-- Start Data for this task --

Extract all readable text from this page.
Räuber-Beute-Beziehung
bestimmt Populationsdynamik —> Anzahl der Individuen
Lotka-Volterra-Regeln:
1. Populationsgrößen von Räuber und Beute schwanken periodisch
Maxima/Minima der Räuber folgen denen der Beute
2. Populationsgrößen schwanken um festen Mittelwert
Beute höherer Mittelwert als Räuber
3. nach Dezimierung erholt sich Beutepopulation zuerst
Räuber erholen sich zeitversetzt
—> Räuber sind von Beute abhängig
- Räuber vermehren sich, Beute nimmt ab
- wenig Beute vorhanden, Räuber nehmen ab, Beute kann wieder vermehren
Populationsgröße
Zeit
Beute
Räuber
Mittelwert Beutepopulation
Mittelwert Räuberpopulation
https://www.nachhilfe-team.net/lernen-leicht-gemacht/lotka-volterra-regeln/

-- End Data for this task --

→ Short exercise
Out of the material above, select every line that holds the string "Mittelwert".

→ The answer
2. Populationsgrößen schwanken um festen Mittelwert
Beute höherer Mittelwert als Räuber
Mittelwert Beutepopulation
Mittelwert Räuberpopulation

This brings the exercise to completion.